>> BEGIN

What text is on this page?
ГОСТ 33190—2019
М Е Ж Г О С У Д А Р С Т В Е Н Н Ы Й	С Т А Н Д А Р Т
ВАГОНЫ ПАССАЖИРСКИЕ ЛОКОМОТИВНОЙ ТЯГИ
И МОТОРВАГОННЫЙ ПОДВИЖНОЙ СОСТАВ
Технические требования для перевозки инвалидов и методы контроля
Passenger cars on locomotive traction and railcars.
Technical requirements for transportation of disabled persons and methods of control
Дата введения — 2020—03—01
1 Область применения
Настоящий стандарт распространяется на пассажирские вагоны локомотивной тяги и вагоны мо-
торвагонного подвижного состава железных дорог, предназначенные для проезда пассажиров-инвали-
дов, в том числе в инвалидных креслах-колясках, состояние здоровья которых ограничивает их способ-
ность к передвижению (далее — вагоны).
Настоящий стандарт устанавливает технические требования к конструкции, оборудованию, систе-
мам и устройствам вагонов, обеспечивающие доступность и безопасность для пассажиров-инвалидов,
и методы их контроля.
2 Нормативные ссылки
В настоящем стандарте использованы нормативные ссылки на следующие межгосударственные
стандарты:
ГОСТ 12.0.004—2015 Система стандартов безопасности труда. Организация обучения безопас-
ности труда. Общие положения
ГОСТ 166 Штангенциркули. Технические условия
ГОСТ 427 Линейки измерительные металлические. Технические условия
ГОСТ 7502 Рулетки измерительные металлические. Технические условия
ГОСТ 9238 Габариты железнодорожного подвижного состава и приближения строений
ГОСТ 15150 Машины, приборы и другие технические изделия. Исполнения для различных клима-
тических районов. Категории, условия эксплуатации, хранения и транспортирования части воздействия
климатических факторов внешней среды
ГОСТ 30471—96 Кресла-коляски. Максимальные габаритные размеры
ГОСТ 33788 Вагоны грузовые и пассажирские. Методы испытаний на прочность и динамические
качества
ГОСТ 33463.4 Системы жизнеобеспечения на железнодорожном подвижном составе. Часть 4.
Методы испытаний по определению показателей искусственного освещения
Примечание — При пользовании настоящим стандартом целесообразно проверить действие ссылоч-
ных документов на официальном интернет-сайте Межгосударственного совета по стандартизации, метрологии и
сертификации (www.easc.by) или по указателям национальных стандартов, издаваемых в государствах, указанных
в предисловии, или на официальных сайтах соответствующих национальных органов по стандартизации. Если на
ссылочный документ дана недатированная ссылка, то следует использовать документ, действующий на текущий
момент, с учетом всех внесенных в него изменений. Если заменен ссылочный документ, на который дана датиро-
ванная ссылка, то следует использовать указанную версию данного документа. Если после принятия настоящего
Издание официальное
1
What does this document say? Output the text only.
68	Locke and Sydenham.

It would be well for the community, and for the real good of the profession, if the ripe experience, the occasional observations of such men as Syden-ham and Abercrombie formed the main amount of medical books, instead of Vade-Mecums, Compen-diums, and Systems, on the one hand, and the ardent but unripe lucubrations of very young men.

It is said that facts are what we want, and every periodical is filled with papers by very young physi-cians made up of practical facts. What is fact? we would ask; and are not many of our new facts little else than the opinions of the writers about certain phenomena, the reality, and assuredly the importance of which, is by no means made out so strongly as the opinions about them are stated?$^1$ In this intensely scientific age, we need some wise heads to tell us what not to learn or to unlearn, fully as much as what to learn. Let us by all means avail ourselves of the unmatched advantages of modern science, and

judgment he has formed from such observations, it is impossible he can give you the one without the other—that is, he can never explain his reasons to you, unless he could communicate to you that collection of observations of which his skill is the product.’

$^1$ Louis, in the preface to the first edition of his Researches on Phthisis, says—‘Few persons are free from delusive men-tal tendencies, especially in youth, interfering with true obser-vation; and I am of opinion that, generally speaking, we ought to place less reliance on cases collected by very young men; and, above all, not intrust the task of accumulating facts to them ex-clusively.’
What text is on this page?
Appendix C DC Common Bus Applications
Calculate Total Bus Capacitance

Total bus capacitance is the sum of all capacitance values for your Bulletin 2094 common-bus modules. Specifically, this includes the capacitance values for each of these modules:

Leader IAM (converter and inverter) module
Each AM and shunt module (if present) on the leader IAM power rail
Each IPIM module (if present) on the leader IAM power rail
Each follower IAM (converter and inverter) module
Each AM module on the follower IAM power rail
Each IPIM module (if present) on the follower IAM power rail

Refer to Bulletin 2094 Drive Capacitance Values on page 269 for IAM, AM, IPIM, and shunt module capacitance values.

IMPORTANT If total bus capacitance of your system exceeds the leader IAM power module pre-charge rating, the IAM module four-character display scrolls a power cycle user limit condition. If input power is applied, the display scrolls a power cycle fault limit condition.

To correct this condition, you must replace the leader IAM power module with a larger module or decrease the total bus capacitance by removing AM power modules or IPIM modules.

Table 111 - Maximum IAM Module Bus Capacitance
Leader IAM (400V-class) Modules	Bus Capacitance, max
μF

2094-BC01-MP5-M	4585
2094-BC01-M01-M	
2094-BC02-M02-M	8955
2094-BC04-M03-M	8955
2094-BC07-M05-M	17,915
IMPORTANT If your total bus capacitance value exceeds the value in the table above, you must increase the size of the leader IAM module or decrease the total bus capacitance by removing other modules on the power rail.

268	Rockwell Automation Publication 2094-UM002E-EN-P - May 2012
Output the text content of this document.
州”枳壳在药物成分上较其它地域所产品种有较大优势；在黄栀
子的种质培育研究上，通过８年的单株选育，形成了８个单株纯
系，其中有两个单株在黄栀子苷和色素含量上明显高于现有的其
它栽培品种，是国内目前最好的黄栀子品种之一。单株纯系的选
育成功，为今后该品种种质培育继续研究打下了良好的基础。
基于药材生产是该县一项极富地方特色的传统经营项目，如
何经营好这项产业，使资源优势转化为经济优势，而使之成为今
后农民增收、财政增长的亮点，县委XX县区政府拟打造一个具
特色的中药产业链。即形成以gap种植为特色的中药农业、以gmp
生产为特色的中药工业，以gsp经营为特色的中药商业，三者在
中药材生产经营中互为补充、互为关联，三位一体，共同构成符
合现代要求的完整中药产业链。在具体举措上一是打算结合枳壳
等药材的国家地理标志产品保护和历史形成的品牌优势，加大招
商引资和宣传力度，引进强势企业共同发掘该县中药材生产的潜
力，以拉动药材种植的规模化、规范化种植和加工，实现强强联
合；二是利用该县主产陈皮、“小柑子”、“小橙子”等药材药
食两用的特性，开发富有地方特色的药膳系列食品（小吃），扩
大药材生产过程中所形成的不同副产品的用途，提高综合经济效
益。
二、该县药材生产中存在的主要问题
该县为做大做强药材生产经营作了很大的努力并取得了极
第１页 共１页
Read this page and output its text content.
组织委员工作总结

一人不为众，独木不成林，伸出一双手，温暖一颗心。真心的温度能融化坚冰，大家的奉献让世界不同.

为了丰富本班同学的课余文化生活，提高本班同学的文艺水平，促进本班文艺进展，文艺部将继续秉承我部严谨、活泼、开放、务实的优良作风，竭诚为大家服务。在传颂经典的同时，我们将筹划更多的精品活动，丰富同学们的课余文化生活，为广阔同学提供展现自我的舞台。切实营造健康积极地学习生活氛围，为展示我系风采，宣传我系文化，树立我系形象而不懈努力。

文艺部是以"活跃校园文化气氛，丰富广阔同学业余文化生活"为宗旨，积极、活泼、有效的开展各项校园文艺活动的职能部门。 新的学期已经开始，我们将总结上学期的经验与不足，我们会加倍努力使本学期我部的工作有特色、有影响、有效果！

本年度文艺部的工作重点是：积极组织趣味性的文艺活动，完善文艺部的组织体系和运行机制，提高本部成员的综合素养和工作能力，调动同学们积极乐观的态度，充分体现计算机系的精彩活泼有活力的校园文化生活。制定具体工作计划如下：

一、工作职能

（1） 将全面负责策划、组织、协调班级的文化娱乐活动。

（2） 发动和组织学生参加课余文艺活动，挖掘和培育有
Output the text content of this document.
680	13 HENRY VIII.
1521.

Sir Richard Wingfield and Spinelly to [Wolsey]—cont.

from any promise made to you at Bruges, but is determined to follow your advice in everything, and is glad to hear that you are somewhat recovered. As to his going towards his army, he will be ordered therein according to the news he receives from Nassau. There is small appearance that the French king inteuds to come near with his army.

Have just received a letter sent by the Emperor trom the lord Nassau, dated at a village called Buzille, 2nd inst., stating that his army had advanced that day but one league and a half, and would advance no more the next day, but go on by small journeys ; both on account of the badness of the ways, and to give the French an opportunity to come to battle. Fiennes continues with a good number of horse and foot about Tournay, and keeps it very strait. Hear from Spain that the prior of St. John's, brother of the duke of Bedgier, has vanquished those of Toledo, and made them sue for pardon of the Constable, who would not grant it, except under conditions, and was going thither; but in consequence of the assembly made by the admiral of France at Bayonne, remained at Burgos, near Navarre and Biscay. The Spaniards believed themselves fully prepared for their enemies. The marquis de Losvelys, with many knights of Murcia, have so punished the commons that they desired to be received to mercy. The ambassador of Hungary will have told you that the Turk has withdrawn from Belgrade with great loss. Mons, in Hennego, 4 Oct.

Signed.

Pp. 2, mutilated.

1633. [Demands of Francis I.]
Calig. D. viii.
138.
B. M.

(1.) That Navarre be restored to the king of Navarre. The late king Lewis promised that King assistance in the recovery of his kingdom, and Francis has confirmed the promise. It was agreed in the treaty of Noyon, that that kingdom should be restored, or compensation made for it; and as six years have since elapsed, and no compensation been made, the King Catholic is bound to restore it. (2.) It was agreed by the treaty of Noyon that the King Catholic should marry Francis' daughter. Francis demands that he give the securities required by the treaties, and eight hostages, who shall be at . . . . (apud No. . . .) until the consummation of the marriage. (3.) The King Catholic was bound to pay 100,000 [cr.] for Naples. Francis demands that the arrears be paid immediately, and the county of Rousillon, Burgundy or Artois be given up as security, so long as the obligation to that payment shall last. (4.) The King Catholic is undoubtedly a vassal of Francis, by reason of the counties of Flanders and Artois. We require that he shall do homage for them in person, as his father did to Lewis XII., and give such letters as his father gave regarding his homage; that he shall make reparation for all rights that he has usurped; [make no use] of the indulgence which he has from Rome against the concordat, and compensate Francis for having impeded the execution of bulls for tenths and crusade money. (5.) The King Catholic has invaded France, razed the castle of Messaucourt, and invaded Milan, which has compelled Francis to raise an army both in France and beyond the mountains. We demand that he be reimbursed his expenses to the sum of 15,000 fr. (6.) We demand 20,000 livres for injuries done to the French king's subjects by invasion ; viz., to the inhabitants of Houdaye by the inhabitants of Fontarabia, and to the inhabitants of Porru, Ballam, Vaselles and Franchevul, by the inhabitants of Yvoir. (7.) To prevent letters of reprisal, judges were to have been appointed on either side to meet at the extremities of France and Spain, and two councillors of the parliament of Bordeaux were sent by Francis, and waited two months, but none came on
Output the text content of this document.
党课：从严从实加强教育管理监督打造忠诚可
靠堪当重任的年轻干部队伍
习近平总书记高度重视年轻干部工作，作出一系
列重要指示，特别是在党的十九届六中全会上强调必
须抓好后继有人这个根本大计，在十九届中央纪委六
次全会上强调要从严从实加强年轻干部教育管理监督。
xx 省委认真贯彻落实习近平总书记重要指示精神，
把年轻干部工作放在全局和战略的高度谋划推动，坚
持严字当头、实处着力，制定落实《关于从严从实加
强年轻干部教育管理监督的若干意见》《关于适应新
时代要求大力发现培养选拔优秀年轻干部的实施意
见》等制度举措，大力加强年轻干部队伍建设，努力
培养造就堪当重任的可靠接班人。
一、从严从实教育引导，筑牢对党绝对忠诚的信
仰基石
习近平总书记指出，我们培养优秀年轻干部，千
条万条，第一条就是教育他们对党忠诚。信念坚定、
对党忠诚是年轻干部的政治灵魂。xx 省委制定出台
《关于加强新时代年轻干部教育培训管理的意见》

>> END

[Exercise objective] Check each line of the records above for the string "инвалидов", and report every line that has it.

[Completed task]
Технические требования для перевозки инвалидов и методы контроля
мам и устройствам вагонов, обеспечивающие доступность и безопасность для пассажиров-инвалидов,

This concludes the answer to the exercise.